Data extracted from a collection:

══════════════════════════════

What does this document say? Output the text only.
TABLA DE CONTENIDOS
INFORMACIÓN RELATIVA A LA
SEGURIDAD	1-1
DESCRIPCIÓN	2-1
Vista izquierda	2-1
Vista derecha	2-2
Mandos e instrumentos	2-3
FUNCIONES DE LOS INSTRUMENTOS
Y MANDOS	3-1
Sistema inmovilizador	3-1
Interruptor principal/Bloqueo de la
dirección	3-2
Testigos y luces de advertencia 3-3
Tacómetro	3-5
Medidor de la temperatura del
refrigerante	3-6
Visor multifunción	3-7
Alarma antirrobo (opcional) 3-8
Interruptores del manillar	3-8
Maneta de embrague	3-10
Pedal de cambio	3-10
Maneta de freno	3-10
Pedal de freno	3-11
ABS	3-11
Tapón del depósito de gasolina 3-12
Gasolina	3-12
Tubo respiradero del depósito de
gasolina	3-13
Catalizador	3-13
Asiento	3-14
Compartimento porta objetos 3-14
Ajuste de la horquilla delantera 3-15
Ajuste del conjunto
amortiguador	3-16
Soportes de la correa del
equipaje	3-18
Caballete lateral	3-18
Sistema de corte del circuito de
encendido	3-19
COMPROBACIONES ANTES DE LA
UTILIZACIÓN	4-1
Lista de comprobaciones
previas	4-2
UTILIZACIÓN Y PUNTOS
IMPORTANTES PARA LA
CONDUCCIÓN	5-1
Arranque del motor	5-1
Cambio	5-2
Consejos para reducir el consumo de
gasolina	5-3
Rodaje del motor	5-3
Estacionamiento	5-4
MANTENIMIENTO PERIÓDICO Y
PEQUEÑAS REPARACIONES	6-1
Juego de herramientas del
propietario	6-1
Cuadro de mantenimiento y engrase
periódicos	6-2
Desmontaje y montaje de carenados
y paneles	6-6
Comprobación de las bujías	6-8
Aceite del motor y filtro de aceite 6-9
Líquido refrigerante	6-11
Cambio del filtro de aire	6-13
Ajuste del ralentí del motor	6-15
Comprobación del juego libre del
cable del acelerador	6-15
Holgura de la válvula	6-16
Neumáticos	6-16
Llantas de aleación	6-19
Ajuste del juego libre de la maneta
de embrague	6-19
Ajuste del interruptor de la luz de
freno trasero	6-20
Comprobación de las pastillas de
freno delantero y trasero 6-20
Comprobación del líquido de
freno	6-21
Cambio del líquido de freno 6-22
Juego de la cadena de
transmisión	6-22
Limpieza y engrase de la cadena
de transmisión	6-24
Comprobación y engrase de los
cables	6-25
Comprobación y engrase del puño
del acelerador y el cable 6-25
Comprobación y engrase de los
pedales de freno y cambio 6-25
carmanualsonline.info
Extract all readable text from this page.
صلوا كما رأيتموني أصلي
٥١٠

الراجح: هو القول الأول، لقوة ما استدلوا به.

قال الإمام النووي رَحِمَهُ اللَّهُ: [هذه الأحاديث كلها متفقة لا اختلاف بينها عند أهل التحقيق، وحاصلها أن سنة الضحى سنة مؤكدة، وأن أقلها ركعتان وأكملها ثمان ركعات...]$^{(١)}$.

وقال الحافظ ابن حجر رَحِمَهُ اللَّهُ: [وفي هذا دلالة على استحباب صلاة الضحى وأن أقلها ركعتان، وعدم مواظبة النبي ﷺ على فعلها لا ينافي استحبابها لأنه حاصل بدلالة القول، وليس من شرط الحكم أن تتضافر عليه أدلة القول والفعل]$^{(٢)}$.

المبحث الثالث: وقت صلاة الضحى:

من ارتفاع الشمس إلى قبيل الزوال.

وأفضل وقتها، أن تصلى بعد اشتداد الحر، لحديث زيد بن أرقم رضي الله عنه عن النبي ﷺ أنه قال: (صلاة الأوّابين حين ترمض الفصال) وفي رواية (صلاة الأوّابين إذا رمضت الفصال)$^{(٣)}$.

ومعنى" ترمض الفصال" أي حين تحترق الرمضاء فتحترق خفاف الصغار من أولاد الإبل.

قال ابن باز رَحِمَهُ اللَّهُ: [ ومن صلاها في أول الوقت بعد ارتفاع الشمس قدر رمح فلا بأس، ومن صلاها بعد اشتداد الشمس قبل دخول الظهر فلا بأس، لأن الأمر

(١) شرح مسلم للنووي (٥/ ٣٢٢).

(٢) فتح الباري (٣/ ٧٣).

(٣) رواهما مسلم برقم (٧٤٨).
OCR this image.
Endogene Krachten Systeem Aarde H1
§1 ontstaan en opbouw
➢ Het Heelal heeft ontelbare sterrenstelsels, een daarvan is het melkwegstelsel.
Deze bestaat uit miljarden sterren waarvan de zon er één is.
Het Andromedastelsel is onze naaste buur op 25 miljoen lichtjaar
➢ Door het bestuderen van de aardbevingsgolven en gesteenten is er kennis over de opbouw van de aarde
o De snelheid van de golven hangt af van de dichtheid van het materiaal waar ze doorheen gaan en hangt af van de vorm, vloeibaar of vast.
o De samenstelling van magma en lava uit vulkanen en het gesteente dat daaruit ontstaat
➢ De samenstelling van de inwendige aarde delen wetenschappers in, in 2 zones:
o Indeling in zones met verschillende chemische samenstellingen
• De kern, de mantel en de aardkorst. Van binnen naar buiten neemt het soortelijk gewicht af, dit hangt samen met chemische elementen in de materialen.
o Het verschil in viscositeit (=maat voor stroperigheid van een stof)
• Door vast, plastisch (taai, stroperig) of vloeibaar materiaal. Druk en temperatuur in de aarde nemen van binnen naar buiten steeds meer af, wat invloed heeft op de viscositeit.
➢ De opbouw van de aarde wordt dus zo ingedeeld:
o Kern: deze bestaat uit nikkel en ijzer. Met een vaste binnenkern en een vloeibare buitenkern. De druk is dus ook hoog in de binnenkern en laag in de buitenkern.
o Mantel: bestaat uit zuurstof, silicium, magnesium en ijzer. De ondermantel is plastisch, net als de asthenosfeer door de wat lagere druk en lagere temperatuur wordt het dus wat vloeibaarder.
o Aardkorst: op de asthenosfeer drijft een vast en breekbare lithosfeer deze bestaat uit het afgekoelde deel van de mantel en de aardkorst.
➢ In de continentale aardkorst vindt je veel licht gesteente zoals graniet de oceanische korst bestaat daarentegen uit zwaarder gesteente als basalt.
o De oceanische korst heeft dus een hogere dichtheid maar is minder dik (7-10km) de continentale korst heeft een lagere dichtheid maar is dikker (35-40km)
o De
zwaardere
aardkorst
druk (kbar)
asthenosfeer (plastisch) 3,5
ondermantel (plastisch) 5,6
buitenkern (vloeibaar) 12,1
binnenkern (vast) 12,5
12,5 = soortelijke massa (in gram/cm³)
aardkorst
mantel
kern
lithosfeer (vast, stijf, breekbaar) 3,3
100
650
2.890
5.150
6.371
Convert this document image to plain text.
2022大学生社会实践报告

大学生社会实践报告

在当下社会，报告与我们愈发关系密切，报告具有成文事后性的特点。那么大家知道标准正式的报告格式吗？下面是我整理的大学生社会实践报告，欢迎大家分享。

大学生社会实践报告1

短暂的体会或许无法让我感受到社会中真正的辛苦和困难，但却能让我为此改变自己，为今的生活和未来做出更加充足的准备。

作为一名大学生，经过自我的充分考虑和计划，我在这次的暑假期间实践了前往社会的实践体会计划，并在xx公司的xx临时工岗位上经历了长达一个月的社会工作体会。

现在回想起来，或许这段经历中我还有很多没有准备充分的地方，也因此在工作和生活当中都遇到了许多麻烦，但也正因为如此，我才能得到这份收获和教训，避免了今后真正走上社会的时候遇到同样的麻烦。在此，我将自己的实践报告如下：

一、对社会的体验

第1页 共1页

══════════════════════════════

- What you are asked to do -
Reproduce all of the entries word for word.

- The completed task -
What does this document say? Output the text only.
TABLA DE CONTENIDOS
INFORMACIÓN RELATIVA A LA
SEGURIDAD	1-1
DESCRIPCIÓN	2-1
Vista izquierda	2-1
Vista derecha	2-2
Mandos e instrumentos	2-3
FUNCIONES DE LOS INSTRUMENTOS
Y MANDOS	3-1
Sistema inmovilizador	3-1
Interruptor principal/Bloqueo de la
dirección	3-2
Testigos y luces de advertencia 3-3
Tacómetro	3-5
Medidor de la temperatura del
refrigerante	3-6
Visor multifunción	3-7
Alarma antirrobo (opcional) 3-8
Interruptores del manillar	3-8
Maneta de embrague	3-10
Pedal de cambio	3-10
Maneta de freno	3-10
Pedal de freno	3-11
ABS	3-11
Tapón del depósito de gasolina 3-12
Gasolina	3-12
Tubo respiradero del depósito de
gasolina	3-13
Catalizador	3-13
Asiento	3-14
Compartimento porta objetos 3-14
Ajuste de la horquilla delantera 3-15
Ajuste del conjunto
amortiguador	3-16
Soportes de la correa del
equipaje	3-18
Caballete lateral	3-18
Sistema de corte del circuito de
encendido	3-19
COMPROBACIONES ANTES DE LA
UTILIZACIÓN	4-1
Lista de comprobaciones
previas	4-2
UTILIZACIÓN Y PUNTOS
IMPORTANTES PARA LA
CONDUCCIÓN	5-1
Arranque del motor	5-1
Cambio	5-2
Consejos para reducir el consumo de
gasolina	5-3
Rodaje del motor	5-3
Estacionamiento	5-4
MANTENIMIENTO PERIÓDICO Y
PEQUEÑAS REPARACIONES	6-1
Juego de herramientas del
propietario	6-1
Cuadro de mantenimiento y engrase
periódicos	6-2
Desmontaje y montaje de carenados
y paneles	6-6
Comprobación de las bujías	6-8
Aceite del motor y filtro de aceite 6-9
Líquido refrigerante	6-11
Cambio del filtro de aire	6-13
Ajuste del ralentí del motor	6-15
Comprobación del juego libre del
cable del acelerador	6-15
Holgura de la válvula	6-16
Neumáticos	6-16
Llantas de aleación	6-19
Ajuste del juego libre de la maneta
de embrague	6-19
Ajuste del interruptor de la luz de
freno trasero	6-20
Comprobación de las pastillas de
freno delantero y trasero 6-20
Comprobación del líquido de
freno	6-21
Cambio del líquido de freno 6-22
Juego de la cadena de
transmisión	6-22
Limpieza y engrase de la cadena
de transmisión	6-24
Comprobación y engrase de los
cables	6-25
Comprobación y engrase del puño
del acelerador y el cable 6-25
Comprobación y engrase de los
pedales de freno y cambio 6-25
carmanualsonline.info
Extract all readable text from this page.
صلوا كما رأيتموني أصلي
٥١٠

الراجح: هو القول الأول، لقوة ما استدلوا به.

قال الإمام النووي رَحِمَهُ اللَّهُ: [هذه الأحاديث كلها متفقة لا اختلاف بينها عند أهل التحقيق، وحاصلها أن سنة الضحى سنة مؤكدة، وأن أقلها ركعتان وأكملها ثمان ركعات...]$^{(١)}$.

وقال الحافظ ابن حجر رَحِمَهُ اللَّهُ: [وفي هذا دلالة على استحباب صلاة الضحى وأن أقلها ركعتان، وعدم مواظبة النبي ﷺ على فعلها لا ينافي استحبابها لأنه حاصل بدلالة القول، وليس من شرط الحكم أن تتضافر عليه أدلة القول والفعل]$^{(٢)}$.

المبحث الثالث: وقت صلاة الضحى:

من ارتفاع الشمس إلى قبيل الزوال.

وأفضل وقتها، أن تصلى بعد اشتداد الحر، لحديث زيد بن أرقم رضي الله عنه عن النبي ﷺ أنه قال: (صلاة الأوّابين حين ترمض الفصال) وفي رواية (صلاة الأوّابين إذا رمضت الفصال)$^{(٣)}$.

ومعنى" ترمض الفصال" أي حين تحترق الرمضاء فتحترق خفاف الصغار من أولاد الإبل.

قال ابن باز رَحِمَهُ اللَّهُ: [ ومن صلاها في أول الوقت بعد ارتفاع الشمس قدر رمح فلا بأس، ومن صلاها بعد اشتداد الشمس قبل دخول الظهر فلا بأس، لأن الأمر

(١) شرح مسلم للنووي (٥/ ٣٢٢).

(٢) فتح الباري (٣/ ٧٣).

(٣) رواهما مسلم برقم (٧٤٨).
OCR this image.
Endogene Krachten Systeem Aarde H1
§1 ontstaan en opbouw
➢ Het Heelal heeft ontelbare sterrenstelsels, een daarvan is het melkwegstelsel.
Deze bestaat uit miljarden sterren waarvan de zon er één is.
Het Andromedastelsel is onze naaste buur op 25 miljoen lichtjaar
➢ Door het bestuderen van de aardbevingsgolven en gesteenten is er kennis over de opbouw van de aarde
o De snelheid van de golven hangt af van de dichtheid van het materiaal waar ze doorheen gaan en hangt af van de vorm, vloeibaar of vast.
o De samenstelling van magma en lava uit vulkanen en het gesteente dat daaruit ontstaat
➢ De samenstelling van de inwendige aarde delen wetenschappers in, in 2 zones:
o Indeling in zones met verschillende chemische samenstellingen
• De kern, de mantel en de aardkorst. Van binnen naar buiten neemt het soortelijk gewicht af, dit hangt samen met chemische elementen in de materialen.
o Het verschil in viscositeit (=maat voor stroperigheid van een stof)
• Door vast, plastisch (taai, stroperig) of vloeibaar materiaal. Druk en temperatuur in de aarde nemen van binnen naar buiten steeds meer af, wat invloed heeft op de viscositeit.
➢ De opbouw van de aarde wordt dus zo ingedeeld:
o Kern: deze bestaat uit nikkel en ijzer. Met een vaste binnenkern en een vloeibare buitenkern. De druk is dus ook hoog in de binnenkern en laag in de buitenkern.
o Mantel: bestaat uit zuurstof, silicium, magnesium en ijzer. De ondermantel is plastisch, net als de asthenosfeer door de wat lagere druk en lagere temperatuur wordt het dus wat vloeibaarder.
o Aardkorst: op de asthenosfeer drijft een vast en breekbare lithosfeer deze bestaat uit het afgekoelde deel van de mantel en de aardkorst.
➢ In de continentale aardkorst vindt je veel licht gesteente zoals graniet de oceanische korst bestaat daarentegen uit zwaarder gesteente als basalt.
o De oceanische korst heeft dus een hogere dichtheid maar is minder dik (7-10km) de continentale korst heeft een lagere dichtheid maar is dikker (35-40km)
o De
zwaardere
aardkorst
druk (kbar)
asthenosfeer (plastisch) 3,5
ondermantel (plastisch) 5,6
buitenkern (vloeibaar) 12,1
binnenkern (vast) 12,5
12,5 = soortelijke massa (in gram/cm³)
aardkorst
mantel
kern
lithosfeer (vast, stijf, breekbaar) 3,3
100
650
2.890
5.150
6.371
Convert this document image to plain text.
2022大学生社会实践报告

大学生社会实践报告

在当下社会，报告与我们愈发关系密切，报告具有成文事后性的特点。那么大家知道标准正式的报告格式吗？下面是我整理的大学生社会实践报告，欢迎大家分享。

大学生社会实践报告1

短暂的体会或许无法让我感受到社会中真正的辛苦和困难，但却能让我为此改变自己，为今的生活和未来做出更加充足的准备。

作为一名大学生，经过自我的充分考虑和计划，我在这次的暑假期间实践了前往社会的实践体会计划，并在xx公司的xx临时工岗位上经历了长达一个月的社会工作体会。

现在回想起来，或许这段经历中我还有很多没有准备充分的地方，也因此在工作和生活当中都遇到了许多麻烦，但也正因为如此，我才能得到这份收获和教训，避免了今后真正走上社会的时候遇到同样的麻烦。在此，我将自己的实践报告如下：

一、对社会的体验

第1页 共1页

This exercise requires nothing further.